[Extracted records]
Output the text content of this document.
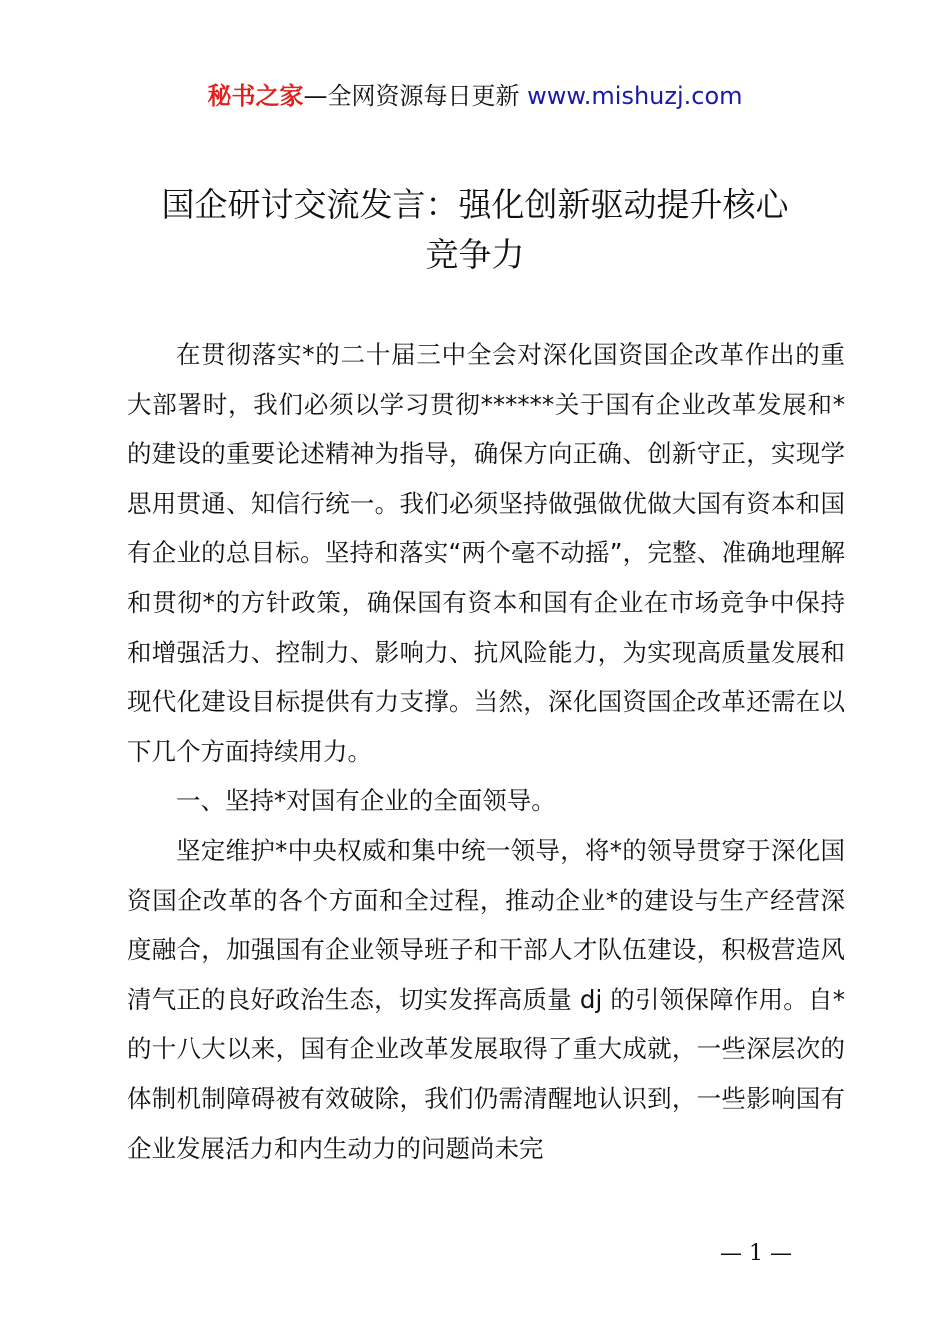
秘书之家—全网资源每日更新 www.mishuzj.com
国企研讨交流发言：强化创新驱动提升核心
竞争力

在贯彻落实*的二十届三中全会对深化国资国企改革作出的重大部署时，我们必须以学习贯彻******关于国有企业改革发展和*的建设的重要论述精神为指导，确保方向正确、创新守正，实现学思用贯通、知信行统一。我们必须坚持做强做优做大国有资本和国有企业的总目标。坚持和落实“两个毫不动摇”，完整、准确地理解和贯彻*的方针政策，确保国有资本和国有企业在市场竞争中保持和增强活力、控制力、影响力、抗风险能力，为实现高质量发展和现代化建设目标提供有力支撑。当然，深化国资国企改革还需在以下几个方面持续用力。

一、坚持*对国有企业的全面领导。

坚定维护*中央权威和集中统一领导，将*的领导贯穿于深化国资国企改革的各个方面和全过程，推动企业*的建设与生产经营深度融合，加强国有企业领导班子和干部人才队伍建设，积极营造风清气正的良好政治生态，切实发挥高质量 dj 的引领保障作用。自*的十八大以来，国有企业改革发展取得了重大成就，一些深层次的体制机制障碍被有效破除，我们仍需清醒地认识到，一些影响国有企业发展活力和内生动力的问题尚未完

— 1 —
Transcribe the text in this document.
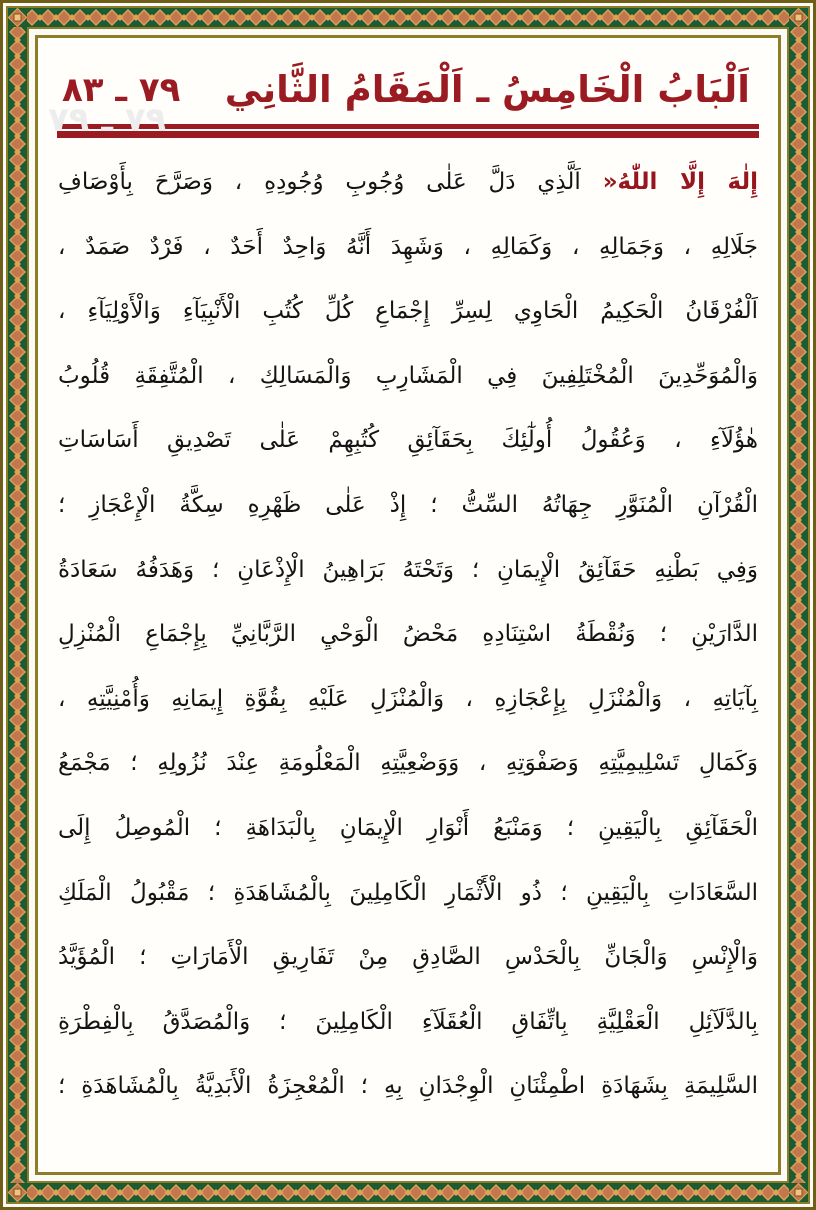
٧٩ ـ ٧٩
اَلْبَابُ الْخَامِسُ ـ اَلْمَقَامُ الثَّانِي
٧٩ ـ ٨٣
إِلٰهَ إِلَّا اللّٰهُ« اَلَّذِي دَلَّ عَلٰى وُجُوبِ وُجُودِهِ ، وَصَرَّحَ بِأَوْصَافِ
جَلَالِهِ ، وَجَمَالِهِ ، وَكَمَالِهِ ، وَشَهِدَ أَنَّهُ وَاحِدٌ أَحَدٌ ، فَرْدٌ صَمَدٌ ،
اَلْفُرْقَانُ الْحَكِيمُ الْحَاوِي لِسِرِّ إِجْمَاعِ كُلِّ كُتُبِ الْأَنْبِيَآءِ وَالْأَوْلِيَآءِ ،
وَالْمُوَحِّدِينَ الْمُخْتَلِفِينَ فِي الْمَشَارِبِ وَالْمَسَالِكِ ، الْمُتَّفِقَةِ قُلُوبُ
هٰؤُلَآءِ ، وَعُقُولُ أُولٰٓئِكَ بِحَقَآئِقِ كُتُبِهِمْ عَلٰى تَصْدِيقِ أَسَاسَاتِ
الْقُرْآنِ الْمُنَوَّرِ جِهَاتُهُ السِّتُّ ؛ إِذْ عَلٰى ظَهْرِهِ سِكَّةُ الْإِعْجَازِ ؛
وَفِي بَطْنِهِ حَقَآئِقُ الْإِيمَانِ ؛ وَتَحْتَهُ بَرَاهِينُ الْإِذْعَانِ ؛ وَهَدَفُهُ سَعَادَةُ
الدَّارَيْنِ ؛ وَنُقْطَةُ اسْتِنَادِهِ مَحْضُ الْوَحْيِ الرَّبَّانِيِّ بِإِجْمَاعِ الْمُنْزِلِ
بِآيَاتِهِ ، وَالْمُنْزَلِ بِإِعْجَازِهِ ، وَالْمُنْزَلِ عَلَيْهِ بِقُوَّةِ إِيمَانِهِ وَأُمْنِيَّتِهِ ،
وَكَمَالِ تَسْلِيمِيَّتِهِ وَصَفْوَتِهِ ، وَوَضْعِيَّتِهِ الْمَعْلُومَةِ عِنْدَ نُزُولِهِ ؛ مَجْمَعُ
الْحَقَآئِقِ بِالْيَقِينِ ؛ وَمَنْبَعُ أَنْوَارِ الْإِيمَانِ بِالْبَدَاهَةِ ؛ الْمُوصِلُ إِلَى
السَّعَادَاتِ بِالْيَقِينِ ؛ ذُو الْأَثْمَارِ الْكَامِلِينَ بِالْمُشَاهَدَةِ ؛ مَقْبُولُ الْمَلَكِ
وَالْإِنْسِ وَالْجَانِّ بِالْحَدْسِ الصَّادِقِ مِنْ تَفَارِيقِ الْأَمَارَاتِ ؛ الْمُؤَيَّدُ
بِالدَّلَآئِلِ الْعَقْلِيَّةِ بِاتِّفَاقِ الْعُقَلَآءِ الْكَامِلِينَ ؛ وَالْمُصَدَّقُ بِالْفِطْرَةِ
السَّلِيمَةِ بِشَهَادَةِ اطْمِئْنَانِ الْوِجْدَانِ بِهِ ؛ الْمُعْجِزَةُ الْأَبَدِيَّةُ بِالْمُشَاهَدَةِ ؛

WRITTEN INSTRUCTION - Transcribe the listing in full. Omit the pictures and keep every line exact.

SOLUTION TO THIS EXERCISE -
Output the text content of this document.
秘书之家—全网资源每日更新 www.mishuzj.com
国企研讨交流发言：强化创新驱动提升核心
竞争力

在贯彻落实*的二十届三中全会对深化国资国企改革作出的重大部署时，我们必须以学习贯彻******关于国有企业改革发展和*的建设的重要论述精神为指导，确保方向正确、创新守正，实现学思用贯通、知信行统一。我们必须坚持做强做优做大国有资本和国有企业的总目标。坚持和落实“两个毫不动摇”，完整、准确地理解和贯彻*的方针政策，确保国有资本和国有企业在市场竞争中保持和增强活力、控制力、影响力、抗风险能力，为实现高质量发展和现代化建设目标提供有力支撑。当然，深化国资国企改革还需在以下几个方面持续用力。

一、坚持*对国有企业的全面领导。

坚定维护*中央权威和集中统一领导，将*的领导贯穿于深化国资国企改革的各个方面和全过程，推动企业*的建设与生产经营深度融合，加强国有企业领导班子和干部人才队伍建设，积极营造风清气正的良好政治生态，切实发挥高质量 dj 的引领保障作用。自*的十八大以来，国有企业改革发展取得了重大成就，一些深层次的体制机制障碍被有效破除，我们仍需清醒地认识到，一些影响国有企业发展活力和内生动力的问题尚未完

— 1 —
Transcribe the text in this document.
٧٩ ـ ٧٩
اَلْبَابُ الْخَامِسُ ـ اَلْمَقَامُ الثَّانِي
٧٩ ـ ٨٣
إِلٰهَ إِلَّا اللّٰهُ« اَلَّذِي دَلَّ عَلٰى وُجُوبِ وُجُودِهِ ، وَصَرَّحَ بِأَوْصَافِ
جَلَالِهِ ، وَجَمَالِهِ ، وَكَمَالِهِ ، وَشَهِدَ أَنَّهُ وَاحِدٌ أَحَدٌ ، فَرْدٌ صَمَدٌ ،
اَلْفُرْقَانُ الْحَكِيمُ الْحَاوِي لِسِرِّ إِجْمَاعِ كُلِّ كُتُبِ الْأَنْبِيَآءِ وَالْأَوْلِيَآءِ ،
وَالْمُوَحِّدِينَ الْمُخْتَلِفِينَ فِي الْمَشَارِبِ وَالْمَسَالِكِ ، الْمُتَّفِقَةِ قُلُوبُ
هٰؤُلَآءِ ، وَعُقُولُ أُولٰٓئِكَ بِحَقَآئِقِ كُتُبِهِمْ عَلٰى تَصْدِيقِ أَسَاسَاتِ
الْقُرْآنِ الْمُنَوَّرِ جِهَاتُهُ السِّتُّ ؛ إِذْ عَلٰى ظَهْرِهِ سِكَّةُ الْإِعْجَازِ ؛
وَفِي بَطْنِهِ حَقَآئِقُ الْإِيمَانِ ؛ وَتَحْتَهُ بَرَاهِينُ الْإِذْعَانِ ؛ وَهَدَفُهُ سَعَادَةُ
الدَّارَيْنِ ؛ وَنُقْطَةُ اسْتِنَادِهِ مَحْضُ الْوَحْيِ الرَّبَّانِيِّ بِإِجْمَاعِ الْمُنْزِلِ
بِآيَاتِهِ ، وَالْمُنْزَلِ بِإِعْجَازِهِ ، وَالْمُنْزَلِ عَلَيْهِ بِقُوَّةِ إِيمَانِهِ وَأُمْنِيَّتِهِ ،
وَكَمَالِ تَسْلِيمِيَّتِهِ وَصَفْوَتِهِ ، وَوَضْعِيَّتِهِ الْمَعْلُومَةِ عِنْدَ نُزُولِهِ ؛ مَجْمَعُ
الْحَقَآئِقِ بِالْيَقِينِ ؛ وَمَنْبَعُ أَنْوَارِ الْإِيمَانِ بِالْبَدَاهَةِ ؛ الْمُوصِلُ إِلَى
السَّعَادَاتِ بِالْيَقِينِ ؛ ذُو الْأَثْمَارِ الْكَامِلِينَ بِالْمُشَاهَدَةِ ؛ مَقْبُولُ الْمَلَكِ
وَالْإِنْسِ وَالْجَانِّ بِالْحَدْسِ الصَّادِقِ مِنْ تَفَارِيقِ الْأَمَارَاتِ ؛ الْمُؤَيَّدُ
بِالدَّلَآئِلِ الْعَقْلِيَّةِ بِاتِّفَاقِ الْعُقَلَآءِ الْكَامِلِينَ ؛ وَالْمُصَدَّقُ بِالْفِطْرَةِ
السَّلِيمَةِ بِشَهَادَةِ اطْمِئْنَانِ الْوِجْدَانِ بِهِ ؛ الْمُعْجِزَةُ الْأَبَدِيَّةُ بِالْمُشَاهَدَةِ ؛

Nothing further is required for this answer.